Dataset content:
## Begin
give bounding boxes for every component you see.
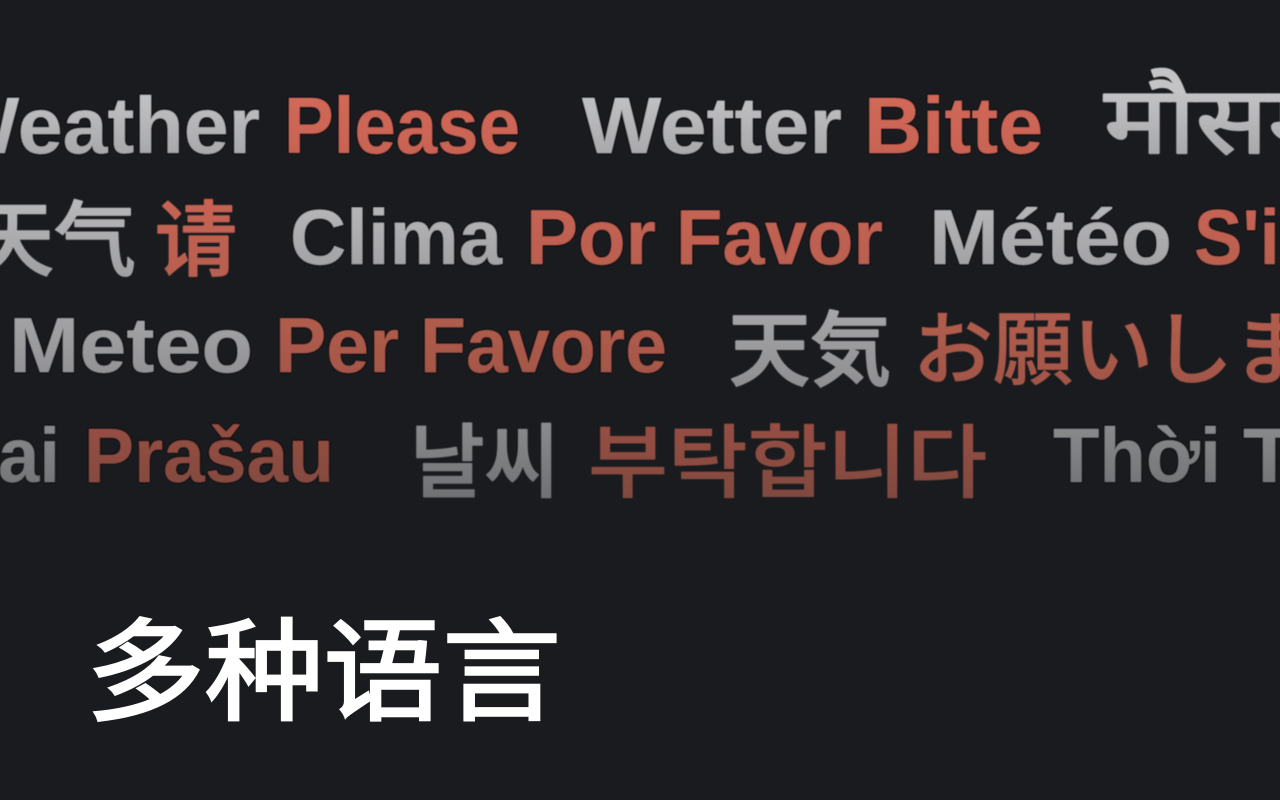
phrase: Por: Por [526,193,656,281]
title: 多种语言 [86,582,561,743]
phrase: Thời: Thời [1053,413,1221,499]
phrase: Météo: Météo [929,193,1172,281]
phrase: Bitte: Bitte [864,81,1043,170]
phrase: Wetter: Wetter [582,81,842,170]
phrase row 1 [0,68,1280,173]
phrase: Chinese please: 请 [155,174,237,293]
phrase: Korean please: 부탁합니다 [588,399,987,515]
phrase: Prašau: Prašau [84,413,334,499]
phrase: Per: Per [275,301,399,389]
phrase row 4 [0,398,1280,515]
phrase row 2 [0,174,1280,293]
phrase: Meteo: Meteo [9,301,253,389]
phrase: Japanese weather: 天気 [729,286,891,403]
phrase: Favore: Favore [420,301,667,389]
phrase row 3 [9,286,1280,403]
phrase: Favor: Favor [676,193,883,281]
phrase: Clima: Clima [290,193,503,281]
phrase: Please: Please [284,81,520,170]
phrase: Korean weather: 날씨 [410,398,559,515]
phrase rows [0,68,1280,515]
## End
## Begin
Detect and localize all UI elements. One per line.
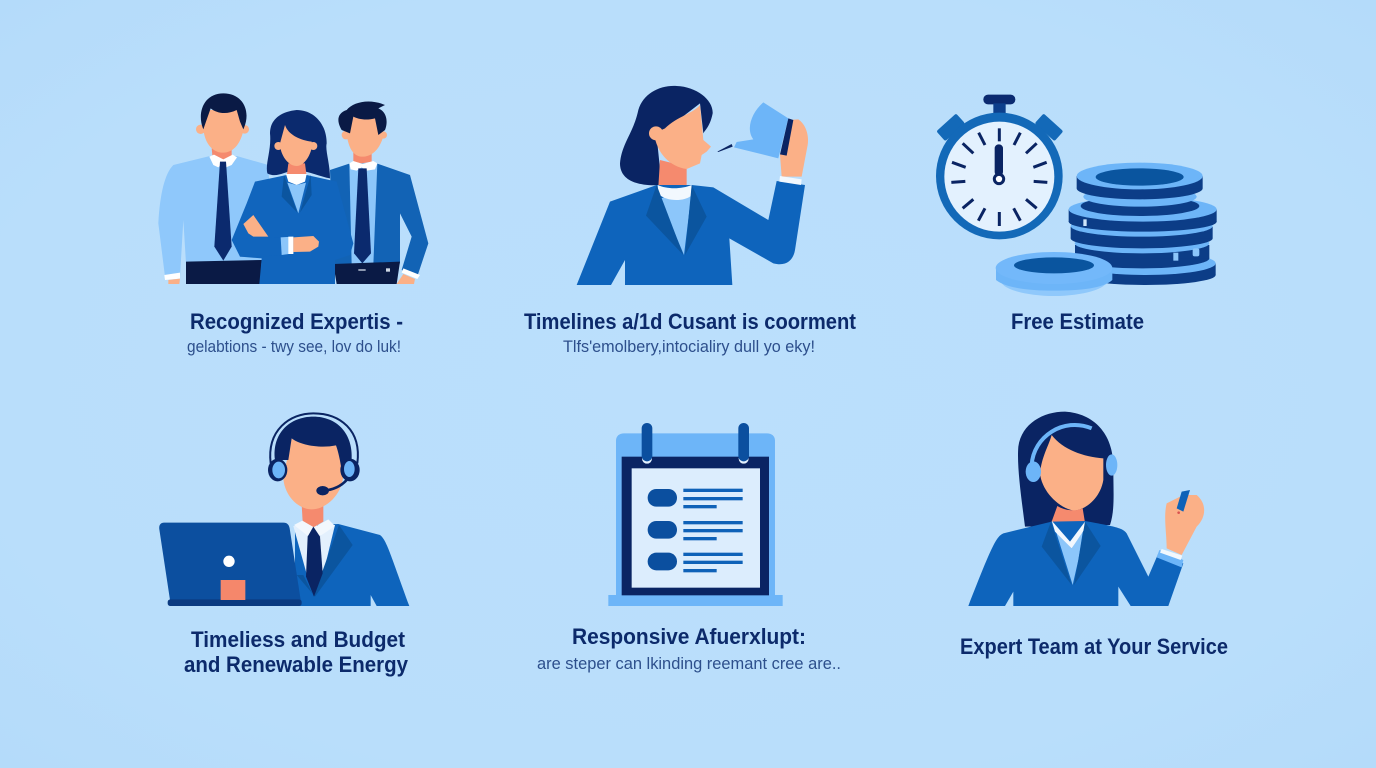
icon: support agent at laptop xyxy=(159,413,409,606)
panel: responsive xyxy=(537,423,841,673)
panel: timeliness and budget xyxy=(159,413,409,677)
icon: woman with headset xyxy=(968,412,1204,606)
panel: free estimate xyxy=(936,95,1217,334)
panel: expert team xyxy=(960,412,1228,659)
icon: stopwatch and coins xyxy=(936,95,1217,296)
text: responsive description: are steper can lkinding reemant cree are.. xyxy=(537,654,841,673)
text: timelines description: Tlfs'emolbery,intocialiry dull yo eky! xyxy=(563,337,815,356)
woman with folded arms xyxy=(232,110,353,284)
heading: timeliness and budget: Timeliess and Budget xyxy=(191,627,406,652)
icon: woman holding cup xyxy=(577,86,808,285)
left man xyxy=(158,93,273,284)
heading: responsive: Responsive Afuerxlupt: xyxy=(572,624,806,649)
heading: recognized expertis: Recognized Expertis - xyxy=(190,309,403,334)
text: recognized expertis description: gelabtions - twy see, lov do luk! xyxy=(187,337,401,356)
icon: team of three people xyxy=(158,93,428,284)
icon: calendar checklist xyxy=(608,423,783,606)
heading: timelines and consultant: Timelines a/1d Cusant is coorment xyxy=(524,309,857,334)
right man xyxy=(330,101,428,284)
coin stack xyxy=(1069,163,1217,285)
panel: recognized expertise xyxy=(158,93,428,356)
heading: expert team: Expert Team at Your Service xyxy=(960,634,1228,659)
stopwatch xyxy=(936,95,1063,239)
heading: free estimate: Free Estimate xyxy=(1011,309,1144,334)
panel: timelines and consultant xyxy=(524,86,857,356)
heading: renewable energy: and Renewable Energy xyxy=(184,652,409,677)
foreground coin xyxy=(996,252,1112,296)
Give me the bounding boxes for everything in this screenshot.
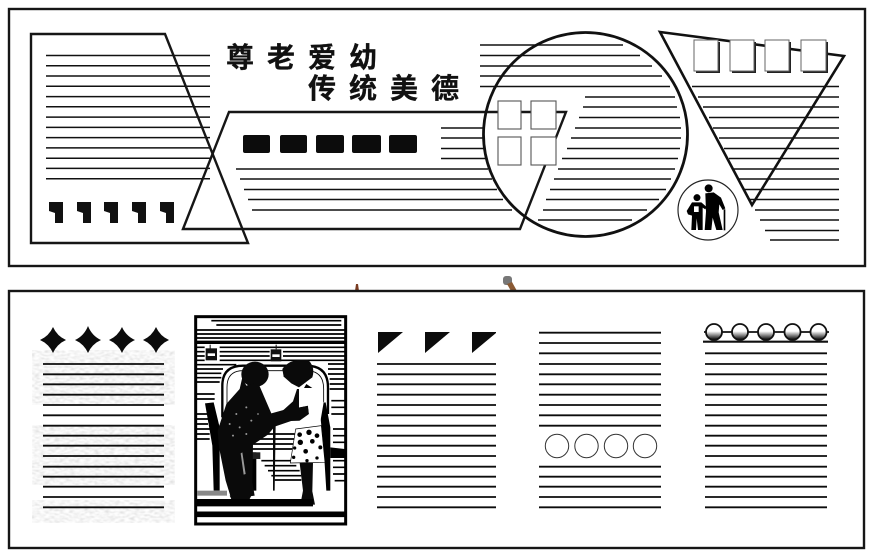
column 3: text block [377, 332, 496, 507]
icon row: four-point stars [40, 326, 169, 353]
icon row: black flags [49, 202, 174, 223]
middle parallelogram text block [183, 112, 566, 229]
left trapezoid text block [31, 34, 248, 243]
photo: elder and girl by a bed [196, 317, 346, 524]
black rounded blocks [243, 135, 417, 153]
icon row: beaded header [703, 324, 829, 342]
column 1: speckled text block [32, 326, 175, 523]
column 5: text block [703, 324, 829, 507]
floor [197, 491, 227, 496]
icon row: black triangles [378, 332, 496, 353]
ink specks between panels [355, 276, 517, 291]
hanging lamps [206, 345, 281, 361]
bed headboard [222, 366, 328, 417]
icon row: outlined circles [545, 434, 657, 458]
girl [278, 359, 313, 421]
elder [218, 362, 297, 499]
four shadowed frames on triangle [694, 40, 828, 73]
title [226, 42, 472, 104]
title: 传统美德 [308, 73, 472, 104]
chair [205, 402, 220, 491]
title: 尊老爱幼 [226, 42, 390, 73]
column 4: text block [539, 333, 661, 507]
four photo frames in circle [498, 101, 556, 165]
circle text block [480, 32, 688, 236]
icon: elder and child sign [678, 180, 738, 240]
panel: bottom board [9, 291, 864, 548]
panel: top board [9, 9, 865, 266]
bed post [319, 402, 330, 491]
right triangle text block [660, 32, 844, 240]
## End
## Begin
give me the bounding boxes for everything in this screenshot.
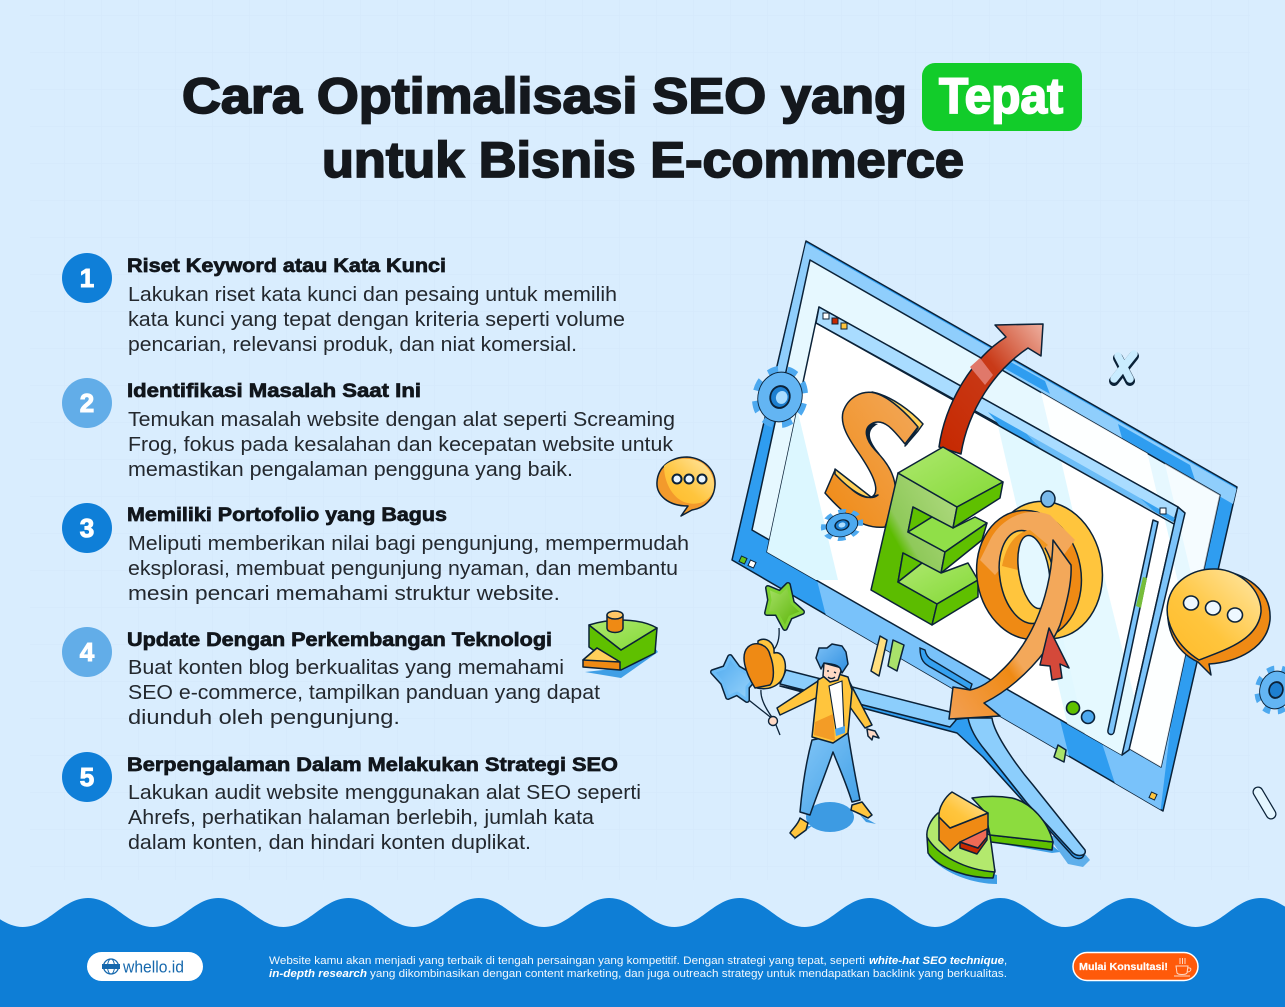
## End
Stated problem:
Render the lines from the line with "Detect and localize" to the line with "text: responsive description: are" as a Markdown table with the columns Row and Line, numbering each row and skipping blank lines. Omit the pictures.

Answer in full:
| Row | Line |
|---|---|
| 1 | Detect and localize all UI elements. One per line. |
| 2 | icon: support agent at laptop xyxy=(159,413,409,606) |
| 3 | panel: responsive xyxy=(537,423,841,673) |
| 4 | panel: timeliness and budget xyxy=(159,413,409,677) |
| 5 | icon: woman with headset xyxy=(968,412,1204,606) |
| 6 | panel: free estimate xyxy=(936,95,1217,334) |
| 7 | panel: expert team xyxy=(960,412,1228,659) |
| 8 | icon: stopwatch and coins xyxy=(936,95,1217,296) |
| 9 | text: responsive description: are steper can lkinding reemant cree are.. xyxy=(537,654,841,673) |